## [EXERCISE AIM]
Below are the records; pull every line that includes "Magnitude".

** BEGIN **

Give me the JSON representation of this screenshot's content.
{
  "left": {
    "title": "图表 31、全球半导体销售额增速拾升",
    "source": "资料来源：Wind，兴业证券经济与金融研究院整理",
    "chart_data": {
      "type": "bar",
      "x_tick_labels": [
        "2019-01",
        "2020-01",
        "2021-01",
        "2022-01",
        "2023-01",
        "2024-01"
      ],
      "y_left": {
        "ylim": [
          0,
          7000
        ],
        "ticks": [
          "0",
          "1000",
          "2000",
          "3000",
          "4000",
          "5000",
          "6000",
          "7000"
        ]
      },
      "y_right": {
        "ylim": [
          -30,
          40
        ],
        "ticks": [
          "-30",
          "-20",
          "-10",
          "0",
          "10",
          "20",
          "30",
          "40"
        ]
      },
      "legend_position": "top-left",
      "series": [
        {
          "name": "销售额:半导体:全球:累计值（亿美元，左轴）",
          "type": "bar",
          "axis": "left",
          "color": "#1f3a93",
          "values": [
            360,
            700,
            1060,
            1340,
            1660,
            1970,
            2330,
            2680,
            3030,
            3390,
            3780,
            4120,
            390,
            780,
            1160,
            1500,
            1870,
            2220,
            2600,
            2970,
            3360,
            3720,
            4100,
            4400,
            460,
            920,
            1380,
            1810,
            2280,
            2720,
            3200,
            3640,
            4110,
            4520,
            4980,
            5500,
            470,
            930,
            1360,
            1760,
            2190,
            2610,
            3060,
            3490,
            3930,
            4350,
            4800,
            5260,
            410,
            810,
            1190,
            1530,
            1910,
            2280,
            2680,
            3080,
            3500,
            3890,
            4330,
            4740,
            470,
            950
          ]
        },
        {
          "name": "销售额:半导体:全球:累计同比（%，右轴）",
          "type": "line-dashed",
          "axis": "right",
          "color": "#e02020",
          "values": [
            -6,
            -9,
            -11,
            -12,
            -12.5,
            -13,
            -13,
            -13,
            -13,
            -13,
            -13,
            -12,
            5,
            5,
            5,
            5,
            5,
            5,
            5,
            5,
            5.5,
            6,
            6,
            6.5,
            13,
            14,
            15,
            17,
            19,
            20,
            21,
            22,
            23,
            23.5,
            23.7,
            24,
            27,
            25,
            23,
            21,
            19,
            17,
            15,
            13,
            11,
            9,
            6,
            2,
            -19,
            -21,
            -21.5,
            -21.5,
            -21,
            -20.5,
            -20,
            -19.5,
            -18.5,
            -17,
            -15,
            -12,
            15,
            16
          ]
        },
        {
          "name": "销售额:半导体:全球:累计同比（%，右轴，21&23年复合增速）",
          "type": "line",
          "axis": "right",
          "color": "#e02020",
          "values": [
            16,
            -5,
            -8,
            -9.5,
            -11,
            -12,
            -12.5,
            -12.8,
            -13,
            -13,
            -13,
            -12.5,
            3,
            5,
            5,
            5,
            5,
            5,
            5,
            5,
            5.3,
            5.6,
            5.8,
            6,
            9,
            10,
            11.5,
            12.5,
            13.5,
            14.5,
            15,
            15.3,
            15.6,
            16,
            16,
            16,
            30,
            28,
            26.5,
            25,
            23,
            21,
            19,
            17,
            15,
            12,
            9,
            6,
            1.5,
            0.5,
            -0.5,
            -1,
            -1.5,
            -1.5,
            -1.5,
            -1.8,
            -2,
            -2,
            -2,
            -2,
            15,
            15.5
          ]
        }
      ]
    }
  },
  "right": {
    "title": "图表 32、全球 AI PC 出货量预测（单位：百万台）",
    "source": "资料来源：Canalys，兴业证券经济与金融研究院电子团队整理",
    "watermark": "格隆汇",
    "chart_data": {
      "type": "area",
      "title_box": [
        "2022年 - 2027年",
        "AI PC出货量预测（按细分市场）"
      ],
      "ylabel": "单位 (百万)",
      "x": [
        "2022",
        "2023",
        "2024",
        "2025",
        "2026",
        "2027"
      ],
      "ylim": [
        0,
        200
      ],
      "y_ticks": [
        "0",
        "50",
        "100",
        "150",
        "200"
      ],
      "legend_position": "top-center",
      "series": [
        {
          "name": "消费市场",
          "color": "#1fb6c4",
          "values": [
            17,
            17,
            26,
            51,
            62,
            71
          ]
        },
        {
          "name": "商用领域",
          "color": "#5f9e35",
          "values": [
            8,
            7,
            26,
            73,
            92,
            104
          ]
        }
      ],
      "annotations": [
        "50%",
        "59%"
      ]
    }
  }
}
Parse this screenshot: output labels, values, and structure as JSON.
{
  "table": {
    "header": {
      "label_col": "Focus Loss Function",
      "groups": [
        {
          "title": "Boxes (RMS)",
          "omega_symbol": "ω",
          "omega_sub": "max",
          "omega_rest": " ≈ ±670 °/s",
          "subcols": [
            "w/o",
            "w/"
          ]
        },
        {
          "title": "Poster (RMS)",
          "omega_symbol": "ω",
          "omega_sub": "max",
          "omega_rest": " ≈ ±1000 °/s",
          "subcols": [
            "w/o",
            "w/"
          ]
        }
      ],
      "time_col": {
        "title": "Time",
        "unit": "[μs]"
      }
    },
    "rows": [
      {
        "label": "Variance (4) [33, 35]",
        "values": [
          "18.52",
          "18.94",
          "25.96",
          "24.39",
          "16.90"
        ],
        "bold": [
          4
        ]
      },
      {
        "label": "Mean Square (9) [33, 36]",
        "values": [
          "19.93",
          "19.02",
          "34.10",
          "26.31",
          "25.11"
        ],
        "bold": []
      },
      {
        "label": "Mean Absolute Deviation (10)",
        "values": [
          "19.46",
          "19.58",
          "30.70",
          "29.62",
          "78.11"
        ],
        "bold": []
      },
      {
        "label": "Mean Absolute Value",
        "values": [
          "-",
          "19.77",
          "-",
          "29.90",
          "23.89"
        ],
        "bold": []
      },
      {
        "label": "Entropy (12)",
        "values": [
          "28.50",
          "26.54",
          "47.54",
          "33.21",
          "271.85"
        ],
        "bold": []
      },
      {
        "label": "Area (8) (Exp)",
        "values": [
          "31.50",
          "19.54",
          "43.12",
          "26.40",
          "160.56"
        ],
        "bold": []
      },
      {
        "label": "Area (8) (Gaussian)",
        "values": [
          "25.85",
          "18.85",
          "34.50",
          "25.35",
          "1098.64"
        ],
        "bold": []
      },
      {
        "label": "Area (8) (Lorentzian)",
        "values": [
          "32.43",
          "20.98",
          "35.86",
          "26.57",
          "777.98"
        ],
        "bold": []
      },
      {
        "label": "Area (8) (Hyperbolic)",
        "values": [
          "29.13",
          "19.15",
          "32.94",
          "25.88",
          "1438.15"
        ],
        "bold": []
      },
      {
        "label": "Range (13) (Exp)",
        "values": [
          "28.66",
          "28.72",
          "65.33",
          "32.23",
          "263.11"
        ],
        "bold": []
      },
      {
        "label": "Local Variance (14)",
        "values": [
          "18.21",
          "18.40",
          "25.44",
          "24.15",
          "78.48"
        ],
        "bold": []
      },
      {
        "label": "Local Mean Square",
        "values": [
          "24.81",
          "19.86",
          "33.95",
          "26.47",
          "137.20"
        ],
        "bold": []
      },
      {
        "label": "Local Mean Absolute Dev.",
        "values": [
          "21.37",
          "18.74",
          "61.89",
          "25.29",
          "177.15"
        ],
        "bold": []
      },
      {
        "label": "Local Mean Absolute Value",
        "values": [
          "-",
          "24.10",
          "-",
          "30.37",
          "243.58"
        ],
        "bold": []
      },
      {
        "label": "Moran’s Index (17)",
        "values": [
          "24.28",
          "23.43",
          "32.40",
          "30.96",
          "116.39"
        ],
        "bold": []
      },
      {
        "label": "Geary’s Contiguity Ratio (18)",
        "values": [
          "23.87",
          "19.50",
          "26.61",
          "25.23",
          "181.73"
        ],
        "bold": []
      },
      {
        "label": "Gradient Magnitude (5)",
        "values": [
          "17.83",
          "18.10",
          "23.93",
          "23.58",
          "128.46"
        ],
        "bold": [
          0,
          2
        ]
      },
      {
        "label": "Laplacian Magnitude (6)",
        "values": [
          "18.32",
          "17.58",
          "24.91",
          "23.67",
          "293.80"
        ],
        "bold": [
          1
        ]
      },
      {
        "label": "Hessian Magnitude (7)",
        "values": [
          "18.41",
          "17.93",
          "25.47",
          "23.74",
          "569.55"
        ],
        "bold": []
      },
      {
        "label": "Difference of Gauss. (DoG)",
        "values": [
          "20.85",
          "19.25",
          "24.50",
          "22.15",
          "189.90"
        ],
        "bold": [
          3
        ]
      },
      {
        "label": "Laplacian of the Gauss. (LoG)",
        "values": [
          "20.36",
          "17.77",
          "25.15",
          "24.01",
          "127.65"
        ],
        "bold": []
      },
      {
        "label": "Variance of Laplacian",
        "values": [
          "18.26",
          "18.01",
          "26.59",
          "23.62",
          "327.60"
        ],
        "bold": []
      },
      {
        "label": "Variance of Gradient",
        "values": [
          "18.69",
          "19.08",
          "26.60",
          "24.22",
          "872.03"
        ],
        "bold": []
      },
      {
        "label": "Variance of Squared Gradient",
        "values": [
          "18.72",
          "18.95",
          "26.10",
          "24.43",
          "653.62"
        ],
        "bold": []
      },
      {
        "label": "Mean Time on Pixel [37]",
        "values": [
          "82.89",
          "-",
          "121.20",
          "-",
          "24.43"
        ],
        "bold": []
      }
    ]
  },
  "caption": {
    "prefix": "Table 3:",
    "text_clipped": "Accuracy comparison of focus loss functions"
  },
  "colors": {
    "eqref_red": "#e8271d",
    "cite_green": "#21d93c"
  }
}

** END **

## [CORRECT OUTPUT]
        "label": "Gradient Magnitude (5)",
        "label": "Laplacian Magnitude (6)",
        "label": "Hessian Magnitude (7)",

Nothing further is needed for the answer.